▶ _Written request_
Repeat the material below exactly, line for line.
+++
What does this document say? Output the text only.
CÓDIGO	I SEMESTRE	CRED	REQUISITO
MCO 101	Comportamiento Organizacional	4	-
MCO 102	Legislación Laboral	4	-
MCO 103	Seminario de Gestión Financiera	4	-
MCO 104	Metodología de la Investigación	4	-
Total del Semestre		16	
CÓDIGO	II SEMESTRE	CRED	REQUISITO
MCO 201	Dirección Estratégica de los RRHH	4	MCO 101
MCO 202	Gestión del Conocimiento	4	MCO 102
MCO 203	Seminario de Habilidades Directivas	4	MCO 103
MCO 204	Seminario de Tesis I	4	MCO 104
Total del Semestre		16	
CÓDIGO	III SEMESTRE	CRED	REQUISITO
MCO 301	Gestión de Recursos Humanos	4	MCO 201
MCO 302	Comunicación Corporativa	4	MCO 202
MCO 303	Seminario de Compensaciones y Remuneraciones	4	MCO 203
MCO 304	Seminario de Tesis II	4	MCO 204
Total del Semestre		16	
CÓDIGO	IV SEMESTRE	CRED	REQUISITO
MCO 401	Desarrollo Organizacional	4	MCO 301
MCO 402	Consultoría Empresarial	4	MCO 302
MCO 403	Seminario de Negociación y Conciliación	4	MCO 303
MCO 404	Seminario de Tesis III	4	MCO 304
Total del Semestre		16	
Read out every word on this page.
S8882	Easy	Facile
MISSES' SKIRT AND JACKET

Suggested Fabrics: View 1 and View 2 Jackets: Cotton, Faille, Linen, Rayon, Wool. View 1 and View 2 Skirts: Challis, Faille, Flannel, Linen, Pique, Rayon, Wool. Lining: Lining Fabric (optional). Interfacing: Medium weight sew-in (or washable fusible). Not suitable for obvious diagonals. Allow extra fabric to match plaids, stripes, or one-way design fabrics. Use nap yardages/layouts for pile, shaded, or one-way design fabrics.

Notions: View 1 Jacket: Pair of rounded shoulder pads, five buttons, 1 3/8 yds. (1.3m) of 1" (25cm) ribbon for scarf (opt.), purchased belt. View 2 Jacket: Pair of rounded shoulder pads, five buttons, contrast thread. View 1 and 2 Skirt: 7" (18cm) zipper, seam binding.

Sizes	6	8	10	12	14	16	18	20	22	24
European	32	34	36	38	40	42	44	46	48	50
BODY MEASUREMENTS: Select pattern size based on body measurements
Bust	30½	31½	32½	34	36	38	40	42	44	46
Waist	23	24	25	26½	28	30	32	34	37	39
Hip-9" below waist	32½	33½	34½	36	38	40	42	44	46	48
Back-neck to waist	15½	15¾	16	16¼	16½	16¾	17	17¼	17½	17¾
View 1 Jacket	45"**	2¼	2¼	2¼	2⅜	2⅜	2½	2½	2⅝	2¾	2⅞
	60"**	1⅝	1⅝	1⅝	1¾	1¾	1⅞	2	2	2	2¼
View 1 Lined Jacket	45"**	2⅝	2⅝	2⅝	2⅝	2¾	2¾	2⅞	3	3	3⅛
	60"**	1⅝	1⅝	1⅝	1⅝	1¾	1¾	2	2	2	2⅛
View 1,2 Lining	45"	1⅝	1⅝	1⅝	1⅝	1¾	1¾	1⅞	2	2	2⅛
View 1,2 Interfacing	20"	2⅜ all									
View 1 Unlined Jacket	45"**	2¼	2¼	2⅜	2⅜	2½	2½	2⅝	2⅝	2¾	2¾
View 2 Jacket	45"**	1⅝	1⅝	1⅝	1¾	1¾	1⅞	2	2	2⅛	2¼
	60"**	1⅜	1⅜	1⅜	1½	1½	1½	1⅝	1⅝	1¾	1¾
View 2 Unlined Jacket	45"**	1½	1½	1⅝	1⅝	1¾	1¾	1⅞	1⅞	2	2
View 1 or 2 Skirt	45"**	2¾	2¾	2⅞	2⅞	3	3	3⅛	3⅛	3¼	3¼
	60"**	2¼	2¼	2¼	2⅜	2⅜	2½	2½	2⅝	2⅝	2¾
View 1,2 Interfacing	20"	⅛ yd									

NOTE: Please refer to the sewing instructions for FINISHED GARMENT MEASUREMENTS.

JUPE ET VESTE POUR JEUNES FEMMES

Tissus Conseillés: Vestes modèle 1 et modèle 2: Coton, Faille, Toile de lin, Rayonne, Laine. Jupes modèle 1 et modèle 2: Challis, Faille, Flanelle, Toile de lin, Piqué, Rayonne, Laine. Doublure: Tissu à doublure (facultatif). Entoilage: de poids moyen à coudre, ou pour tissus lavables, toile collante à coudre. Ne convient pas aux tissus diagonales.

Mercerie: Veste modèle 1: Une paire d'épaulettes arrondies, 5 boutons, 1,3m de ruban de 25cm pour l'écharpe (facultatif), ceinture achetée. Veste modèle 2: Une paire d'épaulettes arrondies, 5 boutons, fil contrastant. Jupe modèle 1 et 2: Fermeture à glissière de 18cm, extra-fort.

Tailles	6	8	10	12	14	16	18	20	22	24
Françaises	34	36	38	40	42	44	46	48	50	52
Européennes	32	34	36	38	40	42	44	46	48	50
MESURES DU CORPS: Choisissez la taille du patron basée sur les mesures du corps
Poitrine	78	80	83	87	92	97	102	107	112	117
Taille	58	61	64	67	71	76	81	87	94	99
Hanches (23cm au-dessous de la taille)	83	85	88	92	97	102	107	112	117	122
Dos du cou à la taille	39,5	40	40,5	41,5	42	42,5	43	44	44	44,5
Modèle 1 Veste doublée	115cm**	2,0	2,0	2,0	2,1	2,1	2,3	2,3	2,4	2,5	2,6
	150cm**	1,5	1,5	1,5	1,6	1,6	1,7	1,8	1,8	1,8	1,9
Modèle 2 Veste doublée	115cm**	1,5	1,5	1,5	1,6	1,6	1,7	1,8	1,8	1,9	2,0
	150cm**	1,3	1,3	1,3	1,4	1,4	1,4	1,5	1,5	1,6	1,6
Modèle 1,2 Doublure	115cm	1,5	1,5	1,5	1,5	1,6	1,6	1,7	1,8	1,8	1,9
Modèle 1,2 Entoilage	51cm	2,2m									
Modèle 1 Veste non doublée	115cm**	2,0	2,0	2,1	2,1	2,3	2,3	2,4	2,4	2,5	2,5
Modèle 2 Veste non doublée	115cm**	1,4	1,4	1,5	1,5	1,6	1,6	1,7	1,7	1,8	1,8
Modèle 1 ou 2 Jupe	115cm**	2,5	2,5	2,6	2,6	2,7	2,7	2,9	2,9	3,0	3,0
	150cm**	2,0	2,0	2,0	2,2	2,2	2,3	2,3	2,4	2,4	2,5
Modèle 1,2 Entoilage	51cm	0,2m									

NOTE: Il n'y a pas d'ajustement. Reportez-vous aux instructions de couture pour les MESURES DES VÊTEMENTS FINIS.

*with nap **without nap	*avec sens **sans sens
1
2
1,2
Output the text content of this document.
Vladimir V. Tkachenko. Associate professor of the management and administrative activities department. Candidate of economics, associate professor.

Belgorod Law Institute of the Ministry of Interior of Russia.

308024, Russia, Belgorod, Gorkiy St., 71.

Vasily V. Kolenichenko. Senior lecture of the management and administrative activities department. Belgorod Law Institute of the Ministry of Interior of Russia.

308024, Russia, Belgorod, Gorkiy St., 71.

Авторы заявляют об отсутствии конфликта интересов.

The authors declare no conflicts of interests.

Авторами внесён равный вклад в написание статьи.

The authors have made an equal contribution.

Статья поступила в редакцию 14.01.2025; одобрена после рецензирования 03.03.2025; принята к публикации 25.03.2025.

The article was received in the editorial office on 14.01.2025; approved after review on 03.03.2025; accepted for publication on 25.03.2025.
+++
▶ _Solution_
What does this document say? Output the text only.
CÓDIGO	I SEMESTRE	CRED	REQUISITO
MCO 101	Comportamiento Organizacional	4	-
MCO 102	Legislación Laboral	4	-
MCO 103	Seminario de Gestión Financiera	4	-
MCO 104	Metodología de la Investigación	4	-
Total del Semestre		16	
CÓDIGO	II SEMESTRE	CRED	REQUISITO
MCO 201	Dirección Estratégica de los RRHH	4	MCO 101
MCO 202	Gestión del Conocimiento	4	MCO 102
MCO 203	Seminario de Habilidades Directivas	4	MCO 103
MCO 204	Seminario de Tesis I	4	MCO 104
Total del Semestre		16	
CÓDIGO	III SEMESTRE	CRED	REQUISITO
MCO 301	Gestión de Recursos Humanos	4	MCO 201
MCO 302	Comunicación Corporativa	4	MCO 202
MCO 303	Seminario de Compensaciones y Remuneraciones	4	MCO 203
MCO 304	Seminario de Tesis II	4	MCO 204
Total del Semestre		16	
CÓDIGO	IV SEMESTRE	CRED	REQUISITO
MCO 401	Desarrollo Organizacional	4	MCO 301
MCO 402	Consultoría Empresarial	4	MCO 302
MCO 403	Seminario de Negociación y Conciliación	4	MCO 303
MCO 404	Seminario de Tesis III	4	MCO 304
Total del Semestre		16	
Read out every word on this page.
S8882	Easy	Facile
MISSES' SKIRT AND JACKET

Suggested Fabrics: View 1 and View 2 Jackets: Cotton, Faille, Linen, Rayon, Wool. View 1 and View 2 Skirts: Challis, Faille, Flannel, Linen, Pique, Rayon, Wool. Lining: Lining Fabric (optional). Interfacing: Medium weight sew-in (or washable fusible). Not suitable for obvious diagonals. Allow extra fabric to match plaids, stripes, or one-way design fabrics. Use nap yardages/layouts for pile, shaded, or one-way design fabrics.

Notions: View 1 Jacket: Pair of rounded shoulder pads, five buttons, 1 3/8 yds. (1.3m) of 1" (25cm) ribbon for scarf (opt.), purchased belt. View 2 Jacket: Pair of rounded shoulder pads, five buttons, contrast thread. View 1 and 2 Skirt: 7" (18cm) zipper, seam binding.

Sizes	6	8	10	12	14	16	18	20	22	24
European	32	34	36	38	40	42	44	46	48	50
BODY MEASUREMENTS: Select pattern size based on body measurements
Bust	30½	31½	32½	34	36	38	40	42	44	46
Waist	23	24	25	26½	28	30	32	34	37	39
Hip-9" below waist	32½	33½	34½	36	38	40	42	44	46	48
Back-neck to waist	15½	15¾	16	16¼	16½	16¾	17	17¼	17½	17¾
View 1 Jacket	45"**	2¼	2¼	2¼	2⅜	2⅜	2½	2½	2⅝	2¾	2⅞
	60"**	1⅝	1⅝	1⅝	1¾	1¾	1⅞	2	2	2	2¼
View 1 Lined Jacket	45"**	2⅝	2⅝	2⅝	2⅝	2¾	2¾	2⅞	3	3	3⅛
	60"**	1⅝	1⅝	1⅝	1⅝	1¾	1¾	2	2	2	2⅛
View 1,2 Lining	45"	1⅝	1⅝	1⅝	1⅝	1¾	1¾	1⅞	2	2	2⅛
View 1,2 Interfacing	20"	2⅜ all									
View 1 Unlined Jacket	45"**	2¼	2¼	2⅜	2⅜	2½	2½	2⅝	2⅝	2¾	2¾
View 2 Jacket	45"**	1⅝	1⅝	1⅝	1¾	1¾	1⅞	2	2	2⅛	2¼
	60"**	1⅜	1⅜	1⅜	1½	1½	1½	1⅝	1⅝	1¾	1¾
View 2 Unlined Jacket	45"**	1½	1½	1⅝	1⅝	1¾	1¾	1⅞	1⅞	2	2
View 1 or 2 Skirt	45"**	2¾	2¾	2⅞	2⅞	3	3	3⅛	3⅛	3¼	3¼
	60"**	2¼	2¼	2¼	2⅜	2⅜	2½	2½	2⅝	2⅝	2¾
View 1,2 Interfacing	20"	⅛ yd									

NOTE: Please refer to the sewing instructions for FINISHED GARMENT MEASUREMENTS.

JUPE ET VESTE POUR JEUNES FEMMES

Tissus Conseillés: Vestes modèle 1 et modèle 2: Coton, Faille, Toile de lin, Rayonne, Laine. Jupes modèle 1 et modèle 2: Challis, Faille, Flanelle, Toile de lin, Piqué, Rayonne, Laine. Doublure: Tissu à doublure (facultatif). Entoilage: de poids moyen à coudre, ou pour tissus lavables, toile collante à coudre. Ne convient pas aux tissus diagonales.

Mercerie: Veste modèle 1: Une paire d'épaulettes arrondies, 5 boutons, 1,3m de ruban de 25cm pour l'écharpe (facultatif), ceinture achetée. Veste modèle 2: Une paire d'épaulettes arrondies, 5 boutons, fil contrastant. Jupe modèle 1 et 2: Fermeture à glissière de 18cm, extra-fort.

Tailles	6	8	10	12	14	16	18	20	22	24
Françaises	34	36	38	40	42	44	46	48	50	52
Européennes	32	34	36	38	40	42	44	46	48	50
MESURES DU CORPS: Choisissez la taille du patron basée sur les mesures du corps
Poitrine	78	80	83	87	92	97	102	107	112	117
Taille	58	61	64	67	71	76	81	87	94	99
Hanches (23cm au-dessous de la taille)	83	85	88	92	97	102	107	112	117	122
Dos du cou à la taille	39,5	40	40,5	41,5	42	42,5	43	44	44	44,5
Modèle 1 Veste doublée	115cm**	2,0	2,0	2,0	2,1	2,1	2,3	2,3	2,4	2,5	2,6
	150cm**	1,5	1,5	1,5	1,6	1,6	1,7	1,8	1,8	1,8	1,9
Modèle 2 Veste doublée	115cm**	1,5	1,5	1,5	1,6	1,6	1,7	1,8	1,8	1,9	2,0
	150cm**	1,3	1,3	1,3	1,4	1,4	1,4	1,5	1,5	1,6	1,6
Modèle 1,2 Doublure	115cm	1,5	1,5	1,5	1,5	1,6	1,6	1,7	1,8	1,8	1,9
Modèle 1,2 Entoilage	51cm	2,2m									
Modèle 1 Veste non doublée	115cm**	2,0	2,0	2,1	2,1	2,3	2,3	2,4	2,4	2,5	2,5
Modèle 2 Veste non doublée	115cm**	1,4	1,4	1,5	1,5	1,6	1,6	1,7	1,7	1,8	1,8
Modèle 1 ou 2 Jupe	115cm**	2,5	2,5	2,6	2,6	2,7	2,7	2,9	2,9	3,0	3,0
	150cm**	2,0	2,0	2,0	2,2	2,2	2,3	2,3	2,4	2,4	2,5
Modèle 1,2 Entoilage	51cm	0,2m									

NOTE: Il n'y a pas d'ajustement. Reportez-vous aux instructions de couture pour les MESURES DES VÊTEMENTS FINIS.

*with nap **without nap	*avec sens **sans sens
1
2
1,2
Output the text content of this document.
Vladimir V. Tkachenko. Associate professor of the management and administrative activities department. Candidate of economics, associate professor.

Belgorod Law Institute of the Ministry of Interior of Russia.

308024, Russia, Belgorod, Gorkiy St., 71.

Vasily V. Kolenichenko. Senior lecture of the management and administrative activities department. Belgorod Law Institute of the Ministry of Interior of Russia.

308024, Russia, Belgorod, Gorkiy St., 71.

Авторы заявляют об отсутствии конфликта интересов.

The authors declare no conflicts of interests.

Авторами внесён равный вклад в написание статьи.

The authors have made an equal contribution.

Статья поступила в редакцию 14.01.2025; одобрена после рецензирования 03.03.2025; принята к публикации 25.03.2025.

The article was received in the editorial office on 14.01.2025; approved after review on 03.03.2025; accepted for publication on 25.03.2025.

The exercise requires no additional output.